Data entries:

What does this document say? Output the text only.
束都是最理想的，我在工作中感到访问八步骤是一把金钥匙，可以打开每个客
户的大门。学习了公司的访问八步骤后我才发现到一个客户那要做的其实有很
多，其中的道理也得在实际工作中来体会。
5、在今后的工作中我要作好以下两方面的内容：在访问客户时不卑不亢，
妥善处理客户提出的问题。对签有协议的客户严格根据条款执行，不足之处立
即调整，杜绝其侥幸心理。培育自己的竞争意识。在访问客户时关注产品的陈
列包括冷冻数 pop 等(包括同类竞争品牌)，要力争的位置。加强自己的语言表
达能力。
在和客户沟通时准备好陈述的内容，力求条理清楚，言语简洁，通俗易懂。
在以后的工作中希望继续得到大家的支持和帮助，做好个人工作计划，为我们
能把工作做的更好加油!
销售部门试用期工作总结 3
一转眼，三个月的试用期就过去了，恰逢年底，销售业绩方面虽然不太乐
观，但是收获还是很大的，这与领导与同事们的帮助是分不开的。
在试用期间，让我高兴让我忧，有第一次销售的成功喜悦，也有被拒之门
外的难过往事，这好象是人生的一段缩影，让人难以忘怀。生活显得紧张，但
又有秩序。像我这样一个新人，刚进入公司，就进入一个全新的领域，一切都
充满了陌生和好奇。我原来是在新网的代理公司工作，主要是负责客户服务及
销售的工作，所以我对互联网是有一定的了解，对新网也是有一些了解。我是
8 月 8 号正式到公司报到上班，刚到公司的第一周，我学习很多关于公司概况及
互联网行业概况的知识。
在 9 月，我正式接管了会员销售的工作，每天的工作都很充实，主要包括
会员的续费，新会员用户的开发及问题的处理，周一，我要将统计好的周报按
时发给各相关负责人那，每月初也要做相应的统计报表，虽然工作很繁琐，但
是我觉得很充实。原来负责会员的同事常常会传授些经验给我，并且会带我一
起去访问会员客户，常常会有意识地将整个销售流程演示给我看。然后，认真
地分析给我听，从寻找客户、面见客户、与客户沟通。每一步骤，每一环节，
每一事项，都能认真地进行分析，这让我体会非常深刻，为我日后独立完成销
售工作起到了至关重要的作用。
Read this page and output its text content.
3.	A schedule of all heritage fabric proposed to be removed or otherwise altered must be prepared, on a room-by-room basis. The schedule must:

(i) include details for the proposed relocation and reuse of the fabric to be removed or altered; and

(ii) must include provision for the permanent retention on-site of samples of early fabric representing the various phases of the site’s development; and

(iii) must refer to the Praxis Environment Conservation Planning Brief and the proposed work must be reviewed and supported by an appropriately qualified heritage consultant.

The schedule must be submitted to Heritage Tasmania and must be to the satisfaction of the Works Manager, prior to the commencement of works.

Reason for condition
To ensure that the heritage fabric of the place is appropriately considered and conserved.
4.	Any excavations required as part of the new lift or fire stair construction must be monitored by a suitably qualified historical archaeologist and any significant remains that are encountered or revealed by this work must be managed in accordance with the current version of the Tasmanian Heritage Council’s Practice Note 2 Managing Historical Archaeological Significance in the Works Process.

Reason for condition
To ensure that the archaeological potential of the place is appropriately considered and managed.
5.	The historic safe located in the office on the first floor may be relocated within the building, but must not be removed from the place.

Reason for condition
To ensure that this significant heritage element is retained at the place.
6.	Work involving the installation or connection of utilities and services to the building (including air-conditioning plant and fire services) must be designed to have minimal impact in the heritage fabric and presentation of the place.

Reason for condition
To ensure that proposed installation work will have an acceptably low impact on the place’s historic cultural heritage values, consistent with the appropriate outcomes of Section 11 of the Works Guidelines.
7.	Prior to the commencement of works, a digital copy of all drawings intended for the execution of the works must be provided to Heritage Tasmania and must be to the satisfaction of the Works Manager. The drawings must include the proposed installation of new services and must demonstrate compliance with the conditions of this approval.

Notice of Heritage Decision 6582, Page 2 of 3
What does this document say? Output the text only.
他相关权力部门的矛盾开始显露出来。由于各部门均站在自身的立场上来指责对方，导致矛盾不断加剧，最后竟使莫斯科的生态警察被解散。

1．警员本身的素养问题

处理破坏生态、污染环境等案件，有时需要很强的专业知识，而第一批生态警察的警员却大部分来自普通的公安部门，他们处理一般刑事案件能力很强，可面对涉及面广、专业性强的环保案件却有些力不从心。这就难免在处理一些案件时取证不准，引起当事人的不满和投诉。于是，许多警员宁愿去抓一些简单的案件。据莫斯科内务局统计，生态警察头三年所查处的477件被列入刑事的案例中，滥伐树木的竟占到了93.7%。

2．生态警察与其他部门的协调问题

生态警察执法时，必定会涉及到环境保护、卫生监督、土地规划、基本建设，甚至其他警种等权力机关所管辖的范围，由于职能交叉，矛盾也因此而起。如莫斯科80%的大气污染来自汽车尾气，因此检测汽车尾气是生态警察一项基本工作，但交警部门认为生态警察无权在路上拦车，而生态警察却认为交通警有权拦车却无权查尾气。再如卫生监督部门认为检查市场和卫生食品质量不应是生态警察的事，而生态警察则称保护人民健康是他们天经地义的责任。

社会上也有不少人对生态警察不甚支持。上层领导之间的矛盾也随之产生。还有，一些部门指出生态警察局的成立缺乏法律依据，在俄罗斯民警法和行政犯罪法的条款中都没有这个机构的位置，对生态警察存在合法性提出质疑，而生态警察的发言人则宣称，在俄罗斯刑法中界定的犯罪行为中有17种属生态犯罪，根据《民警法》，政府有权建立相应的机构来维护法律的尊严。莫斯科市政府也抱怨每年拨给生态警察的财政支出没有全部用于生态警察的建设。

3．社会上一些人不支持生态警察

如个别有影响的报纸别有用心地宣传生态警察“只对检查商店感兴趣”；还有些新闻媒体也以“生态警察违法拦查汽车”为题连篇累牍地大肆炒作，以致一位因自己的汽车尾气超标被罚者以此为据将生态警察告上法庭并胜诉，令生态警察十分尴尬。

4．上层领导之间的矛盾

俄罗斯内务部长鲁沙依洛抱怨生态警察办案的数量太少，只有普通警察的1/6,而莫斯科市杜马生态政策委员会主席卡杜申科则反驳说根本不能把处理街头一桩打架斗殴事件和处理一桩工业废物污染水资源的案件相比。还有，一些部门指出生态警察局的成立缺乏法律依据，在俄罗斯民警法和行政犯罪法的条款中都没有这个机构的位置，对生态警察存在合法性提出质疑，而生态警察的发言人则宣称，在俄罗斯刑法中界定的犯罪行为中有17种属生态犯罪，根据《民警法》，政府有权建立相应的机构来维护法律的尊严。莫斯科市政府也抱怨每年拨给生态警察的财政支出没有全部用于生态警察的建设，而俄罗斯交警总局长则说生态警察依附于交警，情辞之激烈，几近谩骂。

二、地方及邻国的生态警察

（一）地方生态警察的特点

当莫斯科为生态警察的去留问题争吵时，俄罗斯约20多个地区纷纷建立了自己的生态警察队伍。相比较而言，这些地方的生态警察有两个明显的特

* _Given instruction_: Go through the material above and copy each line that has the word "have".

* _Result below_:
6.	Work involving the installation or connection of utilities and services to the building (including air-conditioning plant and fire services) must be designed to have minimal impact in the heritage fabric and presentation of the place.
To ensure that proposed installation work will have an acceptably low impact on the place’s historic cultural heritage values, consistent with the appropriate outcomes of Section 11 of the Works Guidelines.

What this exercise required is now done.